> [Written exercise]: The required output is a single number: how many lines of the material contain the string "screenshot".

%%

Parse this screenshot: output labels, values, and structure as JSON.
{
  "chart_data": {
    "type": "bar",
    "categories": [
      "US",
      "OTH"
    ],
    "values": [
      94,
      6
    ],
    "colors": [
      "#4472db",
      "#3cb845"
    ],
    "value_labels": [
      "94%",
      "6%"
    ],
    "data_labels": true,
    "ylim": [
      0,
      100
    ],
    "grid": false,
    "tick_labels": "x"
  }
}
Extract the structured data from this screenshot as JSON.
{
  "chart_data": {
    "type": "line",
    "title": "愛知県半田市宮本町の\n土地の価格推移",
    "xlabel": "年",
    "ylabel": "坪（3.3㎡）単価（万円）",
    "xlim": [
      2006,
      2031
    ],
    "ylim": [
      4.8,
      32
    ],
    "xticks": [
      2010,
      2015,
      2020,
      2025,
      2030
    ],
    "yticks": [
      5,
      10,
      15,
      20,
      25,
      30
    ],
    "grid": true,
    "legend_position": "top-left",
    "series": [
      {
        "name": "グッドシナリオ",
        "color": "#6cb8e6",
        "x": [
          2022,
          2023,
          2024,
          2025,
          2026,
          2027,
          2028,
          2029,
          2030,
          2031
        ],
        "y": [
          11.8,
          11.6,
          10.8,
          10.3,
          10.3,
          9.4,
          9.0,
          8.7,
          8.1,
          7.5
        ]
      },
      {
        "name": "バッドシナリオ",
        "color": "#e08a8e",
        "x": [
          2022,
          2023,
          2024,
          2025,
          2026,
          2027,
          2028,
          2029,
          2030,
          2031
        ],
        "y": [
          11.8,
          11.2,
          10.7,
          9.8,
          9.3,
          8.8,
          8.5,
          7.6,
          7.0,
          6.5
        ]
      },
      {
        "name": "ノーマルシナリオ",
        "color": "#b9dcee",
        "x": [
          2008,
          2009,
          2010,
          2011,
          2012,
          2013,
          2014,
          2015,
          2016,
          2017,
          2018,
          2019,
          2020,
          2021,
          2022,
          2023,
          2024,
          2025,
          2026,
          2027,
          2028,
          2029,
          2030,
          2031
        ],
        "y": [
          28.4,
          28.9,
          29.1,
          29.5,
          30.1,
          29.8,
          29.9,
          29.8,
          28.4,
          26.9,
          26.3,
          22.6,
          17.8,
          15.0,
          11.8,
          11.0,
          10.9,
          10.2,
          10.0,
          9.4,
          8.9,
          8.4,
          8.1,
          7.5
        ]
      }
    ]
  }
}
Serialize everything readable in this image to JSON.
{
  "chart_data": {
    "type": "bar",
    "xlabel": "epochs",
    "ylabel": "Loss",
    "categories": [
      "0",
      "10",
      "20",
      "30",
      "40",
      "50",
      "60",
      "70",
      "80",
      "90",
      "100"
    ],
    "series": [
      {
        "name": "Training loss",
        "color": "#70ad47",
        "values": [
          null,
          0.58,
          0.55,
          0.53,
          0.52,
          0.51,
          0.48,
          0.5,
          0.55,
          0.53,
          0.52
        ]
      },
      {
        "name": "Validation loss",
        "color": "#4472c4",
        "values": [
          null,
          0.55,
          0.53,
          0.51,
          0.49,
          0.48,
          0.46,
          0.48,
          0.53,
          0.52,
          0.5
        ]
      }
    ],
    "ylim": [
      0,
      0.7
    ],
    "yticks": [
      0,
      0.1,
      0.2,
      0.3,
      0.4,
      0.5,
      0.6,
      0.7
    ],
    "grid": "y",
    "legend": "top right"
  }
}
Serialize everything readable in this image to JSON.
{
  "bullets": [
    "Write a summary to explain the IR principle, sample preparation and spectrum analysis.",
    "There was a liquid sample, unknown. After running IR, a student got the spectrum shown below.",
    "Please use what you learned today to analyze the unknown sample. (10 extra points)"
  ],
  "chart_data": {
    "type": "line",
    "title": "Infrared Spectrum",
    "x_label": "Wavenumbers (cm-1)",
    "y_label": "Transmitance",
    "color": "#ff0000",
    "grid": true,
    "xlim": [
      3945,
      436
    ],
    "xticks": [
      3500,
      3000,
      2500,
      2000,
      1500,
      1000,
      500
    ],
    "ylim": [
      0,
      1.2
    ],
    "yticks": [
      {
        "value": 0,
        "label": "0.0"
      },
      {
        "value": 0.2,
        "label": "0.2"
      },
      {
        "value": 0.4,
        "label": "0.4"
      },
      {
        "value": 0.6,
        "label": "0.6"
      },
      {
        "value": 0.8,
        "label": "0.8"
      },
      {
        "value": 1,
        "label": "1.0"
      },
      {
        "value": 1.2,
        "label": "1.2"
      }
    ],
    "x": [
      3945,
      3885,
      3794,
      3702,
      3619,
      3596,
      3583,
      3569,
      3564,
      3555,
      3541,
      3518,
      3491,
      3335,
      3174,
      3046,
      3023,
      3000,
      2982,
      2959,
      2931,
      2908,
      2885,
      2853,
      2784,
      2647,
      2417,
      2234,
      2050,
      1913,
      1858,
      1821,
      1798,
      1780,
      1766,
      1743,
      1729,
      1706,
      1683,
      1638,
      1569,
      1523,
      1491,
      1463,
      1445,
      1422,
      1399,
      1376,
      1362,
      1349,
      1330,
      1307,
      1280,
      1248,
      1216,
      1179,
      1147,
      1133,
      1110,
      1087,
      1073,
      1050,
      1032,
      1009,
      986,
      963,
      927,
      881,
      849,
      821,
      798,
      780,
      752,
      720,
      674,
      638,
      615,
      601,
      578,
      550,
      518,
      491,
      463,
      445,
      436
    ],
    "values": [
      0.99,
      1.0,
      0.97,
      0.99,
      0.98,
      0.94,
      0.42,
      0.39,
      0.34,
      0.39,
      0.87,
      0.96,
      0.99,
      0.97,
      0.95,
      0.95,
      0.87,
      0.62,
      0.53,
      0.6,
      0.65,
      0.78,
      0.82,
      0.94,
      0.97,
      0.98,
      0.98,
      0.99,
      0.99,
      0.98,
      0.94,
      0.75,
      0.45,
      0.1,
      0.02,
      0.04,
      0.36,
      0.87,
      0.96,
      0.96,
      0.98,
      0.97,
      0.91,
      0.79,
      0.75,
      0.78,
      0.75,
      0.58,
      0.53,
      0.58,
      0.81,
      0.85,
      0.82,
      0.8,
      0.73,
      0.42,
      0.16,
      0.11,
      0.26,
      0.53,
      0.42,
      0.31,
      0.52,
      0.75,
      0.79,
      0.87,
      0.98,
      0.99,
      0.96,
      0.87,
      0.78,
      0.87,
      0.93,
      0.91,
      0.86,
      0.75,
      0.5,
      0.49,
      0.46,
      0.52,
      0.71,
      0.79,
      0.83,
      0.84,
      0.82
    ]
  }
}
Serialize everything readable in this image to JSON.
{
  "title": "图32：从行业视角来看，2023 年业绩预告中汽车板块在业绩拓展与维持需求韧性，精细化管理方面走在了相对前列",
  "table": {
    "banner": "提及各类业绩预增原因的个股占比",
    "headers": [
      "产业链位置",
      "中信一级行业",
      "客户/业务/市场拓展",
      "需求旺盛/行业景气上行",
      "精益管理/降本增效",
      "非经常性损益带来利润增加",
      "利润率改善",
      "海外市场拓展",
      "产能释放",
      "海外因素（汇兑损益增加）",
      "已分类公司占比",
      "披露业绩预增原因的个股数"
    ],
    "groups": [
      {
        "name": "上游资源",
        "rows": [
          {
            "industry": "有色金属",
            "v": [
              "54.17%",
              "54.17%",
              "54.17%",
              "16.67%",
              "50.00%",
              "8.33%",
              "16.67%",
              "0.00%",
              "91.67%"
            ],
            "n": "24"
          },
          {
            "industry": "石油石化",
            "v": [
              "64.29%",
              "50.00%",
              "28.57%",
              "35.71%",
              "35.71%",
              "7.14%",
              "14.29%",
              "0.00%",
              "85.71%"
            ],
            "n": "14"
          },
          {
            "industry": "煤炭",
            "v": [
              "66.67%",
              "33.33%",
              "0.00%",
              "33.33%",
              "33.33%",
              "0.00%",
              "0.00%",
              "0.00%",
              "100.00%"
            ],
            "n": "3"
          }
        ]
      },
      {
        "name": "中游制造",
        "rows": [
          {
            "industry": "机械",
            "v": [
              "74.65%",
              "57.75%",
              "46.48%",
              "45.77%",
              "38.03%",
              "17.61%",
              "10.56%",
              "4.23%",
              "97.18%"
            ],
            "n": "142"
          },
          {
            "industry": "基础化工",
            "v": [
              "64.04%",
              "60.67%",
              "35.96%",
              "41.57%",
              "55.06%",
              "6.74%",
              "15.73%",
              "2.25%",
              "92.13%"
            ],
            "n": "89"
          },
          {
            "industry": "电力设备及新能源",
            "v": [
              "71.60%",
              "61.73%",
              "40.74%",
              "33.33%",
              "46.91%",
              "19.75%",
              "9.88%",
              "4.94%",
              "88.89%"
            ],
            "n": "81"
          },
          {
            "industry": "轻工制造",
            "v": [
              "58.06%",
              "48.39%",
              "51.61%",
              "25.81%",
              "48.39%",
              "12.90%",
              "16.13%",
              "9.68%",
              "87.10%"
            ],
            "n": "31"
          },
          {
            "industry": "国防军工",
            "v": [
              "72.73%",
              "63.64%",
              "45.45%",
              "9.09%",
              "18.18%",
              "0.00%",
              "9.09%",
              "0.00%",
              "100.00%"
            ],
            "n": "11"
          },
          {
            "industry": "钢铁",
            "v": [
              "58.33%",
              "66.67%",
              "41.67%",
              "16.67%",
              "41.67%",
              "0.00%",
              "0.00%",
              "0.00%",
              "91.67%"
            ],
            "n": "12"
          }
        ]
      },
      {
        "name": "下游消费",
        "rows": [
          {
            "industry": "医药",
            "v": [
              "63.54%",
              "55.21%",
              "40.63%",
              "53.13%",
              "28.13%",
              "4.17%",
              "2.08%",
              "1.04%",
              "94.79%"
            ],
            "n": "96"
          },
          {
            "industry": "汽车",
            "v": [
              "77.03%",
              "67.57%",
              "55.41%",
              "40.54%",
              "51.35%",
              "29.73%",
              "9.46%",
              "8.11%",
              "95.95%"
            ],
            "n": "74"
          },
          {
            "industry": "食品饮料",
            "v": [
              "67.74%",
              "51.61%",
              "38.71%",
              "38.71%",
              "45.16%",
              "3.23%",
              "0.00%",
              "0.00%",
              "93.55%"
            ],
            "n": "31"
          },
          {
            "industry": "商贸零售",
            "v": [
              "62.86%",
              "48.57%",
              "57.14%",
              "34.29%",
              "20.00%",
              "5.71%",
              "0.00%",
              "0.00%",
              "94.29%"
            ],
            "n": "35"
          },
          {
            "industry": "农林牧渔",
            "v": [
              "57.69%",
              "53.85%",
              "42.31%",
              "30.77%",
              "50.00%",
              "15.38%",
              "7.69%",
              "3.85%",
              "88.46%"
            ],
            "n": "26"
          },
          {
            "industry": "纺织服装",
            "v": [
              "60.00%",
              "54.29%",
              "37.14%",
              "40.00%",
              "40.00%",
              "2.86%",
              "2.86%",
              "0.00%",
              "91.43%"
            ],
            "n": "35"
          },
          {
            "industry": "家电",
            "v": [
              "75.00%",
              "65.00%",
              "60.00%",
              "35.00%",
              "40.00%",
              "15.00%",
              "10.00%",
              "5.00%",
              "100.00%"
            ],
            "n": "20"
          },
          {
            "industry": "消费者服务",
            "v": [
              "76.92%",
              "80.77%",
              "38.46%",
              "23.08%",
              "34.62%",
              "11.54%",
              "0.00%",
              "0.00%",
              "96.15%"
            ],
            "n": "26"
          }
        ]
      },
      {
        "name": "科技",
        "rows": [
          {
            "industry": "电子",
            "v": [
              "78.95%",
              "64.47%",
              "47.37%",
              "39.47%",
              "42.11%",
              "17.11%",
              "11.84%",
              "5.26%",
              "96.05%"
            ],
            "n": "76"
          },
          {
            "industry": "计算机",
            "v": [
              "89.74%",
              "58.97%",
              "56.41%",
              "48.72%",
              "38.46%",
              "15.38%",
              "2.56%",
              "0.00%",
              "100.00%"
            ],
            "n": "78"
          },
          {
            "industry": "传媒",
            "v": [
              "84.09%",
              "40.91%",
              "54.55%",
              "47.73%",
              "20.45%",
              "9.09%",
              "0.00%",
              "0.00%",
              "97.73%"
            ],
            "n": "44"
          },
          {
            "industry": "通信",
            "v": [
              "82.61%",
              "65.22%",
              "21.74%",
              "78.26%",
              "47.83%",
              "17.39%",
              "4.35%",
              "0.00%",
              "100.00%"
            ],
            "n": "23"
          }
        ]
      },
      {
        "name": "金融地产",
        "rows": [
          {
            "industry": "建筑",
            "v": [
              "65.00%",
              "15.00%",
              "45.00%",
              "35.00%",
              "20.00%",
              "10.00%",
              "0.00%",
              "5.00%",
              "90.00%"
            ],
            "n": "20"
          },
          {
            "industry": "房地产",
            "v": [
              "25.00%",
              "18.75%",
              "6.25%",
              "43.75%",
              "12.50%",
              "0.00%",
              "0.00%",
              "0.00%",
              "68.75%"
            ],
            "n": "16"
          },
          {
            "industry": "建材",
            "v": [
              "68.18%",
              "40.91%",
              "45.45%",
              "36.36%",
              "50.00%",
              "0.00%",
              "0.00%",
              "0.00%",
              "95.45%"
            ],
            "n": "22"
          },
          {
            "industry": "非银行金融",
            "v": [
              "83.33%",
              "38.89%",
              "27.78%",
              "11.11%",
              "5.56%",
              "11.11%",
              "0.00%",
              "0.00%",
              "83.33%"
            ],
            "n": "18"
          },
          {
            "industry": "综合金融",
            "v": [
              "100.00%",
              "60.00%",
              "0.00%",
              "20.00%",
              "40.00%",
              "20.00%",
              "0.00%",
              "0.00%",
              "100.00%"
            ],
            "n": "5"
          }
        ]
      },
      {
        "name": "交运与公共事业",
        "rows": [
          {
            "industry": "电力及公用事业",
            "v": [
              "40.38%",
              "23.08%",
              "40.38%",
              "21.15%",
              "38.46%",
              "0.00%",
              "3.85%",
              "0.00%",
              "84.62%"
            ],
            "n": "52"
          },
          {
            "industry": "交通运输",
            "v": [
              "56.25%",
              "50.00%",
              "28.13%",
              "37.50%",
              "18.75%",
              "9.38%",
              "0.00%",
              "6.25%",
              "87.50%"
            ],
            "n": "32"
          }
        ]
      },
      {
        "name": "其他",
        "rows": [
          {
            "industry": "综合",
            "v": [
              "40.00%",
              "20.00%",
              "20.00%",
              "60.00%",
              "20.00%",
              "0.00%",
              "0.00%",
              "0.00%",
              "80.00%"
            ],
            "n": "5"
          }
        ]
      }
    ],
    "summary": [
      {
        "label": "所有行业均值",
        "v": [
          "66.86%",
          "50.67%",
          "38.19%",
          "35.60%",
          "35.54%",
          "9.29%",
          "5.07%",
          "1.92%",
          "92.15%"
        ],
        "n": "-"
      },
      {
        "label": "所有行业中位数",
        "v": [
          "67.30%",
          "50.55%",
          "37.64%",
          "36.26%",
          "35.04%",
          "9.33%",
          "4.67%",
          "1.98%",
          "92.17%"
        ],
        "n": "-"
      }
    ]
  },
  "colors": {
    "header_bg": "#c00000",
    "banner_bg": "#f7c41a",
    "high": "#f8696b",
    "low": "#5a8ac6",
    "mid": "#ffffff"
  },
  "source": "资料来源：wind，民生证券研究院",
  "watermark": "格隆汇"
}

%%

> [Solution to the exercise]: 2